■ EXERCISE INSTRUCTIONS
Update the records, starting at the beginning and ending at the line containing "settings-panel: Span 500.000000", by replacing "y-tick-label" with "y-axis-label". Leave everything else unchanged.

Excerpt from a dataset
+++
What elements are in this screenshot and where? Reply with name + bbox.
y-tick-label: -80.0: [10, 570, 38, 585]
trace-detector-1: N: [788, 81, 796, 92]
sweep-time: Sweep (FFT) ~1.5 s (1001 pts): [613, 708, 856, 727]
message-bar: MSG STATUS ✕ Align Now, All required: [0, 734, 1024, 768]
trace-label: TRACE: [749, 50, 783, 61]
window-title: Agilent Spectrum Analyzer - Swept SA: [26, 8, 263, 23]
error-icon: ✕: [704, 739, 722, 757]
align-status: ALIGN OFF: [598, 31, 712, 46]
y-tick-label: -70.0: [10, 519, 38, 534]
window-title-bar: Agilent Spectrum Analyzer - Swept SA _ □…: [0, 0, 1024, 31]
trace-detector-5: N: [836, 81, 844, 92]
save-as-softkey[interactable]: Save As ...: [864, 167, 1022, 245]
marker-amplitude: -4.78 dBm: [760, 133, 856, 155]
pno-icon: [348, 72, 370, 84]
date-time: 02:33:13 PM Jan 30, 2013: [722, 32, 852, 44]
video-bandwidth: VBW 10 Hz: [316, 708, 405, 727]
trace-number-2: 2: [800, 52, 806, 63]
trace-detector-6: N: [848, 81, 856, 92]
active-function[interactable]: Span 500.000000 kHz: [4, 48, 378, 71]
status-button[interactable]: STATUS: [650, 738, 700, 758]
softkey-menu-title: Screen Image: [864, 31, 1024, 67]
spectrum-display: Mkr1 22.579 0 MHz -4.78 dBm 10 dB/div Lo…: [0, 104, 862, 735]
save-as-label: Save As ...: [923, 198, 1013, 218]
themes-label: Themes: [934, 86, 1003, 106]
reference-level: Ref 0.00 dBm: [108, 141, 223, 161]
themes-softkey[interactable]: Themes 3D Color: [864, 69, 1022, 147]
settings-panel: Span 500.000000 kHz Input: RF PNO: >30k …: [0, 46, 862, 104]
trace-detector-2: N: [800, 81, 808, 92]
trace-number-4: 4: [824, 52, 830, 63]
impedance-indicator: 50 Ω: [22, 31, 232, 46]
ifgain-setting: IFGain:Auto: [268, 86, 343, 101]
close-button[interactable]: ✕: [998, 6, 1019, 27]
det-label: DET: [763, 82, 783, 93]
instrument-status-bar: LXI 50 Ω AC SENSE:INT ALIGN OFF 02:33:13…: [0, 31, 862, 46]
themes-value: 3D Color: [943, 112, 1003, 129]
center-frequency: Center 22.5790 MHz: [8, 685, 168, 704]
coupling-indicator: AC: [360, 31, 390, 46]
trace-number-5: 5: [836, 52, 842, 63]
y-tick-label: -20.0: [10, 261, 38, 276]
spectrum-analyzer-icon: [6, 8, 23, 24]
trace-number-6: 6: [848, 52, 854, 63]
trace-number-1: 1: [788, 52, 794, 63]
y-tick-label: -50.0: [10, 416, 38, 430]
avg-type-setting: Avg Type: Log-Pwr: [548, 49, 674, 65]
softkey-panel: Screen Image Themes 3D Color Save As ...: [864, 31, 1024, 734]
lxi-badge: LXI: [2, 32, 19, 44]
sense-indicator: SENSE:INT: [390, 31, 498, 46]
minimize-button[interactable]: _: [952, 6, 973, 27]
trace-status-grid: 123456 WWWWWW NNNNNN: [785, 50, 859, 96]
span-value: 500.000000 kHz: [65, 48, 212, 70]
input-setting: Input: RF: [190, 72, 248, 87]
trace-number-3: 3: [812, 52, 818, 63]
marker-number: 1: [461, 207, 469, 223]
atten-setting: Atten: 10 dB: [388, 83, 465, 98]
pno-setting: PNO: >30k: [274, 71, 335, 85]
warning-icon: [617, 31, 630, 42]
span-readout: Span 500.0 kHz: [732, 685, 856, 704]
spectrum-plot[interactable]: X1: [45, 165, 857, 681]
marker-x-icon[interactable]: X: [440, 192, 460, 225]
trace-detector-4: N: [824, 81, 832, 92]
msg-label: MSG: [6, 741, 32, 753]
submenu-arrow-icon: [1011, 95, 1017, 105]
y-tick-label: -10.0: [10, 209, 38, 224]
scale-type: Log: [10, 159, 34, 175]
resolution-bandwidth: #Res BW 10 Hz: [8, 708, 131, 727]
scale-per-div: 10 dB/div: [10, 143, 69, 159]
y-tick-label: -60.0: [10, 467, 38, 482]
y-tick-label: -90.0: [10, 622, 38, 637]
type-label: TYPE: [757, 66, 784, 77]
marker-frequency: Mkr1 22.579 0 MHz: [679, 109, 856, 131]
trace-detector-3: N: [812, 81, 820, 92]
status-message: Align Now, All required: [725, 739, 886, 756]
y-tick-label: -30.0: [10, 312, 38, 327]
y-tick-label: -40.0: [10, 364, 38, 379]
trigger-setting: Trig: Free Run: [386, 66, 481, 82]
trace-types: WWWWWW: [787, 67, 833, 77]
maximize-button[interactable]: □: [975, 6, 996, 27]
+++
■ TASK ANSWER
What elements are in this screenshot and where? Reply with name + bbox.
y-axis-label: -80.0: [10, 570, 38, 585]
trace-detector-1: N: [788, 81, 796, 92]
sweep-time: Sweep (FFT) ~1.5 s (1001 pts): [613, 708, 856, 727]
message-bar: MSG STATUS ✕ Align Now, All required: [0, 734, 1024, 768]
trace-label: TRACE: [749, 50, 783, 61]
window-title: Agilent Spectrum Analyzer - Swept SA: [26, 8, 263, 23]
error-icon: ✕: [704, 739, 722, 757]
align-status: ALIGN OFF: [598, 31, 712, 46]
y-axis-label: -70.0: [10, 519, 38, 534]
window-title-bar: Agilent Spectrum Analyzer - Swept SA _ □…: [0, 0, 1024, 31]
trace-detector-5: N: [836, 81, 844, 92]
save-as-softkey[interactable]: Save As ...: [864, 167, 1022, 245]
marker-amplitude: -4.78 dBm: [760, 133, 856, 155]
pno-icon: [348, 72, 370, 84]
date-time: 02:33:13 PM Jan 30, 2013: [722, 32, 852, 44]
video-bandwidth: VBW 10 Hz: [316, 708, 405, 727]
trace-number-2: 2: [800, 52, 806, 63]
trace-detector-6: N: [848, 81, 856, 92]
active-function[interactable]: Span 500.000000 kHz: [4, 48, 378, 71]
status-button[interactable]: STATUS: [650, 738, 700, 758]
softkey-menu-title: Screen Image: [864, 31, 1024, 67]
spectrum-display: Mkr1 22.579 0 MHz -4.78 dBm 10 dB/div Lo…: [0, 104, 862, 735]
save-as-label: Save As ...: [923, 198, 1013, 218]
themes-label: Themes: [934, 86, 1003, 106]
reference-level: Ref 0.00 dBm: [108, 141, 223, 161]
themes-softkey[interactable]: Themes 3D Color: [864, 69, 1022, 147]
settings-panel: Span 500.000000 kHz Input: RF PNO: >30k …: [0, 46, 862, 104]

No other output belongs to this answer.